SET TASK: Print the records again, character for character.

Dataset records:
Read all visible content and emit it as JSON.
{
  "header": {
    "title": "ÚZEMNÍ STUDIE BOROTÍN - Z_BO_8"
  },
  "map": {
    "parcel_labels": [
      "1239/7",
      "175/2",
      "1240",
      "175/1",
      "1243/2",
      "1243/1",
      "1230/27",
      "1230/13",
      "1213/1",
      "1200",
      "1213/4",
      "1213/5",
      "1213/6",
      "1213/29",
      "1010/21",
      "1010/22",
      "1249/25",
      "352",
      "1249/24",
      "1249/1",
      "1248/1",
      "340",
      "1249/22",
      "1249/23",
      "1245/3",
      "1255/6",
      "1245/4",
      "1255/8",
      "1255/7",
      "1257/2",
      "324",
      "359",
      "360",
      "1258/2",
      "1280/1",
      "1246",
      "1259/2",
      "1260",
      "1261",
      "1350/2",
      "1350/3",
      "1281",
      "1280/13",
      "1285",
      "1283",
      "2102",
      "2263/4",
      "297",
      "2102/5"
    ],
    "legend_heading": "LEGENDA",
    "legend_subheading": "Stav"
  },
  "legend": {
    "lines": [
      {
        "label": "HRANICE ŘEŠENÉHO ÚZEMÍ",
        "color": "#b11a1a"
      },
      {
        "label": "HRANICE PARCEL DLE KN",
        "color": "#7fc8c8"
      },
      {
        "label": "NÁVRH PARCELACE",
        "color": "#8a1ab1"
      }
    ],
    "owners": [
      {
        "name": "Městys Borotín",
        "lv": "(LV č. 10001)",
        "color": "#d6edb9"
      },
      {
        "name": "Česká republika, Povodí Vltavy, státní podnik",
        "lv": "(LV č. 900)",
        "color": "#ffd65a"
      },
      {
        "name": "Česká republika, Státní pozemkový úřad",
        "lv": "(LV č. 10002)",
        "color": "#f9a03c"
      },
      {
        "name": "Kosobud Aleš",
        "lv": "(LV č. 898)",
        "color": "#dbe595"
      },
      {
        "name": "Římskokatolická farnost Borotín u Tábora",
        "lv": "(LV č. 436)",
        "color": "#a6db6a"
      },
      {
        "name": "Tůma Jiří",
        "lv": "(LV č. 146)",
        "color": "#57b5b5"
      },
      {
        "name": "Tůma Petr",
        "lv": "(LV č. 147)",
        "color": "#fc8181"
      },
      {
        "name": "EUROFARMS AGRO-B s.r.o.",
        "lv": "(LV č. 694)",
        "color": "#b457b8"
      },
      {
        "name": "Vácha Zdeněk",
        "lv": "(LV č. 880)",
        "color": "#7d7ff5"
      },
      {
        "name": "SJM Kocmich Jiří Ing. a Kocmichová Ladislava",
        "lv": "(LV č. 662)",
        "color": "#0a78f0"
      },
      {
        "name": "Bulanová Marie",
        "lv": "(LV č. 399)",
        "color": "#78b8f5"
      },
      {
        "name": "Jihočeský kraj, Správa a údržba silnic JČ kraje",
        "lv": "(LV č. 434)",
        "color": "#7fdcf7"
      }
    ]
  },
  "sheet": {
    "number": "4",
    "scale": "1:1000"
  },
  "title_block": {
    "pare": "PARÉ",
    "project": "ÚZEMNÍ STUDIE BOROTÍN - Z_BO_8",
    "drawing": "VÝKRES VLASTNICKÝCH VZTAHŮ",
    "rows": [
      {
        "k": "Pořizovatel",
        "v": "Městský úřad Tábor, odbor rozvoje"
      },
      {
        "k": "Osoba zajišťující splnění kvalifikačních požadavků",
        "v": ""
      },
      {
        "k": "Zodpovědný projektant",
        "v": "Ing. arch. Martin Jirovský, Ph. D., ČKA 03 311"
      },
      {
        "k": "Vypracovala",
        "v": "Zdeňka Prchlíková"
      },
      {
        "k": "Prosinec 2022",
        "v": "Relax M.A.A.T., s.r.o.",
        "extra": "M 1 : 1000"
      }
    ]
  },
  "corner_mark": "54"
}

RESPONSE BELOW:
Read all visible content and emit it as JSON.
{
  "header": {
    "title": "ÚZEMNÍ STUDIE BOROTÍN - Z_BO_8"
  },
  "map": {
    "parcel_labels": [
      "1239/7",
      "175/2",
      "1240",
      "175/1",
      "1243/2",
      "1243/1",
      "1230/27",
      "1230/13",
      "1213/1",
      "1200",
      "1213/4",
      "1213/5",
      "1213/6",
      "1213/29",
      "1010/21",
      "1010/22",
      "1249/25",
      "352",
      "1249/24",
      "1249/1",
      "1248/1",
      "340",
      "1249/22",
      "1249/23",
      "1245/3",
      "1255/6",
      "1245/4",
      "1255/8",
      "1255/7",
      "1257/2",
      "324",
      "359",
      "360",
      "1258/2",
      "1280/1",
      "1246",
      "1259/2",
      "1260",
      "1261",
      "1350/2",
      "1350/3",
      "1281",
      "1280/13",
      "1285",
      "1283",
      "2102",
      "2263/4",
      "297",
      "2102/5"
    ],
    "legend_heading": "LEGENDA",
    "legend_subheading": "Stav"
  },
  "legend": {
    "lines": [
      {
        "label": "HRANICE ŘEŠENÉHO ÚZEMÍ",
        "color": "#b11a1a"
      },
      {
        "label": "HRANICE PARCEL DLE KN",
        "color": "#7fc8c8"
      },
      {
        "label": "NÁVRH PARCELACE",
        "color": "#8a1ab1"
      }
    ],
    "owners": [
      {
        "name": "Městys Borotín",
        "lv": "(LV č. 10001)",
        "color": "#d6edb9"
      },
      {
        "name": "Česká republika, Povodí Vltavy, státní podnik",
        "lv": "(LV č. 900)",
        "color": "#ffd65a"
      },
      {
        "name": "Česká republika, Státní pozemkový úřad",
        "lv": "(LV č. 10002)",
        "color": "#f9a03c"
      },
      {
        "name": "Kosobud Aleš",
        "lv": "(LV č. 898)",
        "color": "#dbe595"
      },
      {
        "name": "Římskokatolická farnost Borotín u Tábora",
        "lv": "(LV č. 436)",
        "color": "#a6db6a"
      },
      {
        "name": "Tůma Jiří",
        "lv": "(LV č. 146)",
        "color": "#57b5b5"
      },
      {
        "name": "Tůma Petr",
        "lv": "(LV č. 147)",
        "color": "#fc8181"
      },
      {
        "name": "EUROFARMS AGRO-B s.r.o.",
        "lv": "(LV č. 694)",
        "color": "#b457b8"
      },
      {
        "name": "Vácha Zdeněk",
        "lv": "(LV č. 880)",
        "color": "#7d7ff5"
      },
      {
        "name": "SJM Kocmich Jiří Ing. a Kocmichová Ladislava",
        "lv": "(LV č. 662)",
        "color": "#0a78f0"
      },
      {
        "name": "Bulanová Marie",
        "lv": "(LV č. 399)",
        "color": "#78b8f5"
      },
      {
        "name": "Jihočeský kraj, Správa a údržba silnic JČ kraje",
        "lv": "(LV č. 434)",
        "color": "#7fdcf7"
      }
    ]
  },
  "sheet": {
    "number": "4",
    "scale": "1:1000"
  },
  "title_block": {
    "pare": "PARÉ",
    "project": "ÚZEMNÍ STUDIE BOROTÍN - Z_BO_8",
    "drawing": "VÝKRES VLASTNICKÝCH VZTAHŮ",
    "rows": [
      {
        "k": "Pořizovatel",
        "v": "Městský úřad Tábor, odbor rozvoje"
      },
      {
        "k": "Osoba zajišťující splnění kvalifikačních požadavků",
        "v": ""
      },
      {
        "k": "Zodpovědný projektant",
        "v": "Ing. arch. Martin Jirovský, Ph. D., ČKA 03 311"
      },
      {
        "k": "Vypracovala",
        "v": "Zdeňka Prchlíková"
      },
      {
        "k": "Prosinec 2022",
        "v": "Relax M.A.A.T., s.r.o.",
        "extra": "M 1 : 1000"
      }
    ]
  },
  "corner_mark": "54"
}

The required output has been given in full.